All records below must be retyped exactly.

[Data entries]
****************************************
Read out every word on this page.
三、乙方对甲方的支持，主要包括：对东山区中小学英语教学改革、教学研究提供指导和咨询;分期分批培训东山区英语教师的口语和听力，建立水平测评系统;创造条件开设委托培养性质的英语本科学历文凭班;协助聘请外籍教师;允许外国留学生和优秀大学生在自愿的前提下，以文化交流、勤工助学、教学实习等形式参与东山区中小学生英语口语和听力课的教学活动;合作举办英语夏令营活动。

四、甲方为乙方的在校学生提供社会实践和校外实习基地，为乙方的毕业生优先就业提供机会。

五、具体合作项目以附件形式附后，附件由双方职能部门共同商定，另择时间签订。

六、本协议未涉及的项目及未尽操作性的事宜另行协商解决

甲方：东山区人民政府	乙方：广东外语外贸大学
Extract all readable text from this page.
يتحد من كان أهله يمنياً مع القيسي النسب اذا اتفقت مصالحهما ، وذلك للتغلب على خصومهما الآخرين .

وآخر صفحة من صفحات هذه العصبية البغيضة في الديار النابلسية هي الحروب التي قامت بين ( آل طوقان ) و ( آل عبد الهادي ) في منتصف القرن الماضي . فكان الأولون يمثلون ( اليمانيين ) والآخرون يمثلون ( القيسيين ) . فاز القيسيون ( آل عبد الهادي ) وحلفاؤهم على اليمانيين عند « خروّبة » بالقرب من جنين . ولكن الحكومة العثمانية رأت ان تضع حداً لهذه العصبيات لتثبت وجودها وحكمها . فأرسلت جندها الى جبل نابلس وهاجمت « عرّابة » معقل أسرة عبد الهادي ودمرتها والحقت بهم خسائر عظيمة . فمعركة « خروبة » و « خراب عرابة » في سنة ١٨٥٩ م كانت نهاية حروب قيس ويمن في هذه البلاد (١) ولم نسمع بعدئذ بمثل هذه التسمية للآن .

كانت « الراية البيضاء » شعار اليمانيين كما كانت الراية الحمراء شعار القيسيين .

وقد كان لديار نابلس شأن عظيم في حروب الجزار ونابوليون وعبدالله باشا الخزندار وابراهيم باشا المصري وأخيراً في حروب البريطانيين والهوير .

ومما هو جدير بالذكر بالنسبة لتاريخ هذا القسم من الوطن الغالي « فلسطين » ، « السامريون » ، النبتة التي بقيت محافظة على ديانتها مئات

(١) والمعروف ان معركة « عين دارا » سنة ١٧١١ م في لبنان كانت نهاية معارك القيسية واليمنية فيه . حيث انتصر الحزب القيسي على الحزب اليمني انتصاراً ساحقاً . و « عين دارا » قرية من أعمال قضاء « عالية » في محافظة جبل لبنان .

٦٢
****************************************
* WRITTEN ANSWER:
Read out every word on this page.
三、乙方对甲方的支持，主要包括：对东山区中小学英语教学改革、教学研究提供指导和咨询;分期分批培训东山区英语教师的口语和听力，建立水平测评系统;创造条件开设委托培养性质的英语本科学历文凭班;协助聘请外籍教师;允许外国留学生和优秀大学生在自愿的前提下，以文化交流、勤工助学、教学实习等形式参与东山区中小学生英语口语和听力课的教学活动;合作举办英语夏令营活动。

四、甲方为乙方的在校学生提供社会实践和校外实习基地，为乙方的毕业生优先就业提供机会。

五、具体合作项目以附件形式附后，附件由双方职能部门共同商定，另择时间签订。

六、本协议未涉及的项目及未尽操作性的事宜另行协商解决

甲方：东山区人民政府	乙方：广东外语外贸大学
Extract all readable text from this page.
يتحد من كان أهله يمنياً مع القيسي النسب اذا اتفقت مصالحهما ، وذلك للتغلب على خصومهما الآخرين .

وآخر صفحة من صفحات هذه العصبية البغيضة في الديار النابلسية هي الحروب التي قامت بين ( آل طوقان ) و ( آل عبد الهادي ) في منتصف القرن الماضي . فكان الأولون يمثلون ( اليمانيين ) والآخرون يمثلون ( القيسيين ) . فاز القيسيون ( آل عبد الهادي ) وحلفاؤهم على اليمانيين عند « خروّبة » بالقرب من جنين . ولكن الحكومة العثمانية رأت ان تضع حداً لهذه العصبيات لتثبت وجودها وحكمها . فأرسلت جندها الى جبل نابلس وهاجمت « عرّابة » معقل أسرة عبد الهادي ودمرتها والحقت بهم خسائر عظيمة . فمعركة « خروبة » و « خراب عرابة » في سنة ١٨٥٩ م كانت نهاية حروب قيس ويمن في هذه البلاد (١) ولم نسمع بعدئذ بمثل هذه التسمية للآن .

كانت « الراية البيضاء » شعار اليمانيين كما كانت الراية الحمراء شعار القيسيين .

وقد كان لديار نابلس شأن عظيم في حروب الجزار ونابوليون وعبدالله باشا الخزندار وابراهيم باشا المصري وأخيراً في حروب البريطانيين والهوير .

ومما هو جدير بالذكر بالنسبة لتاريخ هذا القسم من الوطن الغالي « فلسطين » ، « السامريون » ، النبتة التي بقيت محافظة على ديانتها مئات

(١) والمعروف ان معركة « عين دارا » سنة ١٧١١ م في لبنان كانت نهاية معارك القيسية واليمنية فيه . حيث انتصر الحزب القيسي على الحزب اليمني انتصاراً ساحقاً . و « عين دارا » قرية من أعمال قضاء « عالية » في محافظة جبل لبنان .

٦٢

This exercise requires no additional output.